▸ **Exercise inputs**:
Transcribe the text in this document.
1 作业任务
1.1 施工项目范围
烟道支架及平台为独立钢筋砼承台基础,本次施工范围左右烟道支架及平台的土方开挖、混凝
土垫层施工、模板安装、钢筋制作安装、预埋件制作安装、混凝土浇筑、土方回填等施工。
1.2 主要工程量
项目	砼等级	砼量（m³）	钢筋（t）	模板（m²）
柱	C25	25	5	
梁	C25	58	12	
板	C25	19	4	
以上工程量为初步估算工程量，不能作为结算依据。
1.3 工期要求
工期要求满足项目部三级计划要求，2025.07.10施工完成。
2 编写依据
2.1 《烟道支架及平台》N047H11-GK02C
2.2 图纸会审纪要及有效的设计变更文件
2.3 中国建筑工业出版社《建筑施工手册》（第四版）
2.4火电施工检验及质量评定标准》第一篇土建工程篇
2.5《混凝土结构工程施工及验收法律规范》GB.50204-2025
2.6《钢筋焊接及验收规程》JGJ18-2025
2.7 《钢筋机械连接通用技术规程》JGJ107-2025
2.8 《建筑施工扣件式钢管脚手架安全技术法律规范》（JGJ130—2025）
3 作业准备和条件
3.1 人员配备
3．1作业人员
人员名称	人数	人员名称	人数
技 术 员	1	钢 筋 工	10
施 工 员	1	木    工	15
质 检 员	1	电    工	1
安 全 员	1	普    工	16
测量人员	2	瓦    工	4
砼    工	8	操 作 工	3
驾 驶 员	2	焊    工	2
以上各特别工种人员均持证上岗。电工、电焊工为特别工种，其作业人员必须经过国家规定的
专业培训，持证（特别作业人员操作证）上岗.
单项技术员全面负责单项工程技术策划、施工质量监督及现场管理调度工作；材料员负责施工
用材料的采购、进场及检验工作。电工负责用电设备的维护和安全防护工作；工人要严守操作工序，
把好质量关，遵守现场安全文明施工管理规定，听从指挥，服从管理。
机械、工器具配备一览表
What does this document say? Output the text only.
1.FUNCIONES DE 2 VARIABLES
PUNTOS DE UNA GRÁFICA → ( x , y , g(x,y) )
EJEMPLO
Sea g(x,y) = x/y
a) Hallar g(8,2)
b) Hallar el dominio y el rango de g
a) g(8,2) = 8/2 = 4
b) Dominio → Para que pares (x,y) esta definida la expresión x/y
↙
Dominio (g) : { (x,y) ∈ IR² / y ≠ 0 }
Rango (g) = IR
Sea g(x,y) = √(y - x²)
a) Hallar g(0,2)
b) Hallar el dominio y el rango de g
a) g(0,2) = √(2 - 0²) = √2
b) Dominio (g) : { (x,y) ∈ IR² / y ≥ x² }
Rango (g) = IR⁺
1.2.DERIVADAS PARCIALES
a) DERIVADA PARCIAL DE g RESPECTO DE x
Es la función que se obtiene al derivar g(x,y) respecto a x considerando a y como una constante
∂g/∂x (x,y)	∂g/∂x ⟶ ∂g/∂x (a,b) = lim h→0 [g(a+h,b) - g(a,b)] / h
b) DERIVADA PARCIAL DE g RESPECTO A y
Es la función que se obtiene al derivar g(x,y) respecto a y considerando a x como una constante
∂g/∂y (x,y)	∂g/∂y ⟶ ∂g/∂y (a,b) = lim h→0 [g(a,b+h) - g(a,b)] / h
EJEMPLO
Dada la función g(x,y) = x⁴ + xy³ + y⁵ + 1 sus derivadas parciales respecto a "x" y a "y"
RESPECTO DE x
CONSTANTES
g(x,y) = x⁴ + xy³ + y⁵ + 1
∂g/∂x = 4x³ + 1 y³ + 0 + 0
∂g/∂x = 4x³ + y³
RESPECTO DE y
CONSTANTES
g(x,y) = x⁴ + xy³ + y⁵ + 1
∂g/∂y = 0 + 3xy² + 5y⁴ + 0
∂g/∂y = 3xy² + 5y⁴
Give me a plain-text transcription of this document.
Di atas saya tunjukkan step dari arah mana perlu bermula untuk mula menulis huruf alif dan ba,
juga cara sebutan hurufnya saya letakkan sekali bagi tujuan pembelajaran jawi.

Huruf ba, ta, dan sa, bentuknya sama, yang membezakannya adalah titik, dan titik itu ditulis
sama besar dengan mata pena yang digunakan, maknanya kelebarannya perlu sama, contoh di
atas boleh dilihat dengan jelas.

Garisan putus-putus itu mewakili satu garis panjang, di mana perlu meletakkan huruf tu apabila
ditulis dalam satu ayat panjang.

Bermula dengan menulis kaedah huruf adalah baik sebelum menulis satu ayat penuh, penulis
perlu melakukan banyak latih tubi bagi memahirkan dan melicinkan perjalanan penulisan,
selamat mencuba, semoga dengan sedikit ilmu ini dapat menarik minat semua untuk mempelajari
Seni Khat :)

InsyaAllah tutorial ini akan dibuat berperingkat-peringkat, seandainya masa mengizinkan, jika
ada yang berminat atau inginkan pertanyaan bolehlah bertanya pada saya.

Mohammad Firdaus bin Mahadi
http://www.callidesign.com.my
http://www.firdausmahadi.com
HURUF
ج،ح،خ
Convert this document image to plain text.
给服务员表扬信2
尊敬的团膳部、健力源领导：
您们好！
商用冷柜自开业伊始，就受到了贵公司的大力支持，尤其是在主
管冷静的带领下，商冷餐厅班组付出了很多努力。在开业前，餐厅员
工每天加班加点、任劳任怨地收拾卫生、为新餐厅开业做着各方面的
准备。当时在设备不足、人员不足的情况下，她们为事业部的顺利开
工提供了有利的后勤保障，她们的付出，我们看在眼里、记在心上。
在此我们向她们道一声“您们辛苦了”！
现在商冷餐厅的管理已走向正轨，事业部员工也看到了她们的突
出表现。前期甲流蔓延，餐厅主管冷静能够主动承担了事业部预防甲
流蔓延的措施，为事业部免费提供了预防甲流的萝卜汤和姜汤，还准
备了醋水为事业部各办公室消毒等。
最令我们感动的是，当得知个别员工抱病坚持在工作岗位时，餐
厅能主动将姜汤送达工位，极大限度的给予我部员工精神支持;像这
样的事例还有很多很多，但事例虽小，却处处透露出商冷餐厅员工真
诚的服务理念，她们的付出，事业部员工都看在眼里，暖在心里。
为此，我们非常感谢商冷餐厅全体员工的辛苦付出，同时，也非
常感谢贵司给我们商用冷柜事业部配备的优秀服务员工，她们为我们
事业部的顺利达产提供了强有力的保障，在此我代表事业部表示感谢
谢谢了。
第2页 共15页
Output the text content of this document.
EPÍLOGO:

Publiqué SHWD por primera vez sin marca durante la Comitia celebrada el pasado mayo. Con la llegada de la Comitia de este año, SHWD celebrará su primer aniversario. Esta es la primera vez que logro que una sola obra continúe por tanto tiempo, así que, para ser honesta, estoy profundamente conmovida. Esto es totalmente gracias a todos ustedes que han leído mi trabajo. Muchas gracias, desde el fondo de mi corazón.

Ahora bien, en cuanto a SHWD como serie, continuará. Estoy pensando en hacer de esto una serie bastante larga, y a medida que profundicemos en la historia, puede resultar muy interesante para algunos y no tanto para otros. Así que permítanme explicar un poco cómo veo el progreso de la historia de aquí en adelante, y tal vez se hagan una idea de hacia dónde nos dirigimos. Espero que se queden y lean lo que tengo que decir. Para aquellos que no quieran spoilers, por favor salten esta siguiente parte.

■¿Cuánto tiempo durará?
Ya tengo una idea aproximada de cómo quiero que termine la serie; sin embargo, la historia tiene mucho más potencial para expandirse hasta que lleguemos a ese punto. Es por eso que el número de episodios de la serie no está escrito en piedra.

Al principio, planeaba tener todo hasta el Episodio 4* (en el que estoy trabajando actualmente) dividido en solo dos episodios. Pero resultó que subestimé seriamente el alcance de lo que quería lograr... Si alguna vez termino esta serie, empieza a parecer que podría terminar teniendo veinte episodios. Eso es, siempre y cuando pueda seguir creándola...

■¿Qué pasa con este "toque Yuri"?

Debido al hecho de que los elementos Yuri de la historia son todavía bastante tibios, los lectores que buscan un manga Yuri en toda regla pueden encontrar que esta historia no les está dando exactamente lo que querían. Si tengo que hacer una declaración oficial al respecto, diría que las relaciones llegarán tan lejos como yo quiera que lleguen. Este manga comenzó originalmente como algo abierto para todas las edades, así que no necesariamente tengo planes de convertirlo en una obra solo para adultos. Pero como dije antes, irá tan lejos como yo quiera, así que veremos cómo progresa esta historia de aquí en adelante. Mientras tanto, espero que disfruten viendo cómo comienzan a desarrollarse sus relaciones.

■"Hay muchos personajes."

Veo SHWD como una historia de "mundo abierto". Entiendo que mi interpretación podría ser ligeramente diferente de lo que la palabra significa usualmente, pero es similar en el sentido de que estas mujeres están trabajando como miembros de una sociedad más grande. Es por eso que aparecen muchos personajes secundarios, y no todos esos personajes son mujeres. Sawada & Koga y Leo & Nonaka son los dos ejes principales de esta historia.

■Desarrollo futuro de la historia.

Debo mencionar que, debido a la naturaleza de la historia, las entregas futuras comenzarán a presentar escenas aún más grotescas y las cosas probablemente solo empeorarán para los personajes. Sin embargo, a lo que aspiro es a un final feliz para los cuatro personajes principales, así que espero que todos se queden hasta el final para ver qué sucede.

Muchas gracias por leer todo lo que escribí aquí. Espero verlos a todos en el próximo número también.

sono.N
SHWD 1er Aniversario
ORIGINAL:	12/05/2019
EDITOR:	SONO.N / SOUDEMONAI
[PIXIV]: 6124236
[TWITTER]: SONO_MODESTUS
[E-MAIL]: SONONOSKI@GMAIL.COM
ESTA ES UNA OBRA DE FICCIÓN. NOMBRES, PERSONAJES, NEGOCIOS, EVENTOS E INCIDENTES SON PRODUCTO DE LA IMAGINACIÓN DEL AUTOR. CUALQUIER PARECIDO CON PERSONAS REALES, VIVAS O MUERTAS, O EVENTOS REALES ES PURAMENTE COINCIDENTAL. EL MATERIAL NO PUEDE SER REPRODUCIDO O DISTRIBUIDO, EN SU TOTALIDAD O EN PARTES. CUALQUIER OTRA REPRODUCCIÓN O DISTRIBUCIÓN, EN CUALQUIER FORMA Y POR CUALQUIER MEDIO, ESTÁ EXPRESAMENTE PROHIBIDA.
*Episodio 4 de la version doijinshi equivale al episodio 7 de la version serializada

▸ **Prompt**:
Which lines contain the word "tiempo"? Copy each one.

▸ **Exercise solution**:
Publiqué SHWD por primera vez sin marca durante la Comitia celebrada el pasado mayo. Con la llegada de la Comitia de este año, SHWD celebrará su primer aniversario. Esta es la primera vez que logro que una sola obra continúe por tanto tiempo, así que, para ser honesta, estoy profundamente conmovida. Esto es totalmente gracias a todos ustedes que han leído mi trabajo. Muchas gracias, desde el fondo de mi corazón.
■¿Cuánto tiempo durará?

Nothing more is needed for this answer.